+++ RECORDS FOR THIS TASK

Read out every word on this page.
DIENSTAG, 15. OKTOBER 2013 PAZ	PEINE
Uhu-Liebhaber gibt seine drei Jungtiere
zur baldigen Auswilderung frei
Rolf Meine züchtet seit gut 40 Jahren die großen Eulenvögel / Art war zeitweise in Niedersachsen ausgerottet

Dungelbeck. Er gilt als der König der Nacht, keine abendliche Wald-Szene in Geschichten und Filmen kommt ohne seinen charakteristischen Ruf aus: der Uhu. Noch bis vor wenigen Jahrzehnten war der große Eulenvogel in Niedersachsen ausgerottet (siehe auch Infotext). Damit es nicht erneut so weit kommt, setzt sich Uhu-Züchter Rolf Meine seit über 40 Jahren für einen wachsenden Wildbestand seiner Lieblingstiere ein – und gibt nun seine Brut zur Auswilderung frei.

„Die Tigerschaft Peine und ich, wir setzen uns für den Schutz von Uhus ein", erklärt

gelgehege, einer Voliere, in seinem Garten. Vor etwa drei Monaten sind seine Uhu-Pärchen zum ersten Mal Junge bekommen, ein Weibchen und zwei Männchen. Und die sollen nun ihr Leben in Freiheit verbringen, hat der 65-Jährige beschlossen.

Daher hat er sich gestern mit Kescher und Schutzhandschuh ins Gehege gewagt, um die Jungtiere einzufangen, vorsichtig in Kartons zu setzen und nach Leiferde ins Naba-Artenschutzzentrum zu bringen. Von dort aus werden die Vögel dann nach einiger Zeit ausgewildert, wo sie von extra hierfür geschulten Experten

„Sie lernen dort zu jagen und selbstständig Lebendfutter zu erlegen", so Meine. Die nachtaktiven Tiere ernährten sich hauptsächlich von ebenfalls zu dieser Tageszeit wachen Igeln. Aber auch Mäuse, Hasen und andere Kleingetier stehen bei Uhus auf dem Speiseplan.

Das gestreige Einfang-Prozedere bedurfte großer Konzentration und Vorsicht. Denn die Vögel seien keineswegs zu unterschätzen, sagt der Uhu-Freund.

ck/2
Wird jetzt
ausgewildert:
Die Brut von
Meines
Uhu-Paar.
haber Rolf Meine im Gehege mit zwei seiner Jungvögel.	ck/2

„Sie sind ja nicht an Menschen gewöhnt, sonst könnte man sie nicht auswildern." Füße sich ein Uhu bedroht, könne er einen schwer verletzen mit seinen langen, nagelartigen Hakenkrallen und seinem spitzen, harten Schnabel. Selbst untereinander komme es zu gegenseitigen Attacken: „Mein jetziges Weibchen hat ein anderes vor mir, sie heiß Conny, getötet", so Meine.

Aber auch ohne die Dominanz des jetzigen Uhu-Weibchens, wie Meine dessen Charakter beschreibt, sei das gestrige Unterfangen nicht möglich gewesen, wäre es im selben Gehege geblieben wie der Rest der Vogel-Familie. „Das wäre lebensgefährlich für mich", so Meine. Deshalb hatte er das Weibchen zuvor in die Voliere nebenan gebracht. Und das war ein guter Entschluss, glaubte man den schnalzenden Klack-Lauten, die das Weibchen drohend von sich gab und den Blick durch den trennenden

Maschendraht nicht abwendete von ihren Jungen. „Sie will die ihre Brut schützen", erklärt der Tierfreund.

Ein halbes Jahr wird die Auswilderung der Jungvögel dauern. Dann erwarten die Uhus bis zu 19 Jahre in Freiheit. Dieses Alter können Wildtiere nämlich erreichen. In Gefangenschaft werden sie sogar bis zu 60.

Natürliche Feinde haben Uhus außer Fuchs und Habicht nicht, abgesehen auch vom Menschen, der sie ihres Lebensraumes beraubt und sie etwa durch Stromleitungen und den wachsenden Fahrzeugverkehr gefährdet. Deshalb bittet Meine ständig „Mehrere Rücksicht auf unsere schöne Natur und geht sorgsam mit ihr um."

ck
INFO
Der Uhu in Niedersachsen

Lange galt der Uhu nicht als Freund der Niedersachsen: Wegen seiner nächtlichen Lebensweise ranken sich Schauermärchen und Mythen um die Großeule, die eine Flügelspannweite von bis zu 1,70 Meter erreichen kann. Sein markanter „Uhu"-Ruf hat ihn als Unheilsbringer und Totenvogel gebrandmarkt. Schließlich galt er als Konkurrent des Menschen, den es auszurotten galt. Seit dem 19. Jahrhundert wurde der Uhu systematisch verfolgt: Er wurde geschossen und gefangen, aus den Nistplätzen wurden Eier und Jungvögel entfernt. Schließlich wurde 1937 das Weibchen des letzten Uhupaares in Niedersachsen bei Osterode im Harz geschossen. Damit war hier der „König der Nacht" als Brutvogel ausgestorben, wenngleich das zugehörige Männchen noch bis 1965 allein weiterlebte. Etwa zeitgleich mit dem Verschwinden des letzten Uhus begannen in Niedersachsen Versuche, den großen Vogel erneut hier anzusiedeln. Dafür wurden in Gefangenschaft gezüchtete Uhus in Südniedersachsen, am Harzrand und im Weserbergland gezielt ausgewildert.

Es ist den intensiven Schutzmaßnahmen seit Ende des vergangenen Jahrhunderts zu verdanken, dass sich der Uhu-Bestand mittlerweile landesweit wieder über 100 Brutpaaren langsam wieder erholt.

++++++

Extract all lines that hold the word "über".

Dungelbeck. Er gilt als der König der Nacht, keine abendliche Wald-Szene in Geschichten und Filmen kommt ohne seinen charakteristischen Ruf aus: der Uhu. Noch bis vor wenigen Jahrzehnten war der große Eulenvogel in Niedersachsen ausgerottet (siehe auch Infotext). Damit es nicht erneut so weit kommt, setzt sich Uhu-Züchter Rolf Meine seit über 40 Jahren für einen wachsenden Wildbestand seiner Lieblingstiere ein – und gibt nun seine Brut zur Auswilderung frei.
Es ist den intensiven Schutzmaßnahmen seit Ende des vergangenen Jahrhunderts zu verdanken, dass sich der Uhu-Bestand mittlerweile landesweit wieder über 100 Brutpaaren langsam wieder erholt.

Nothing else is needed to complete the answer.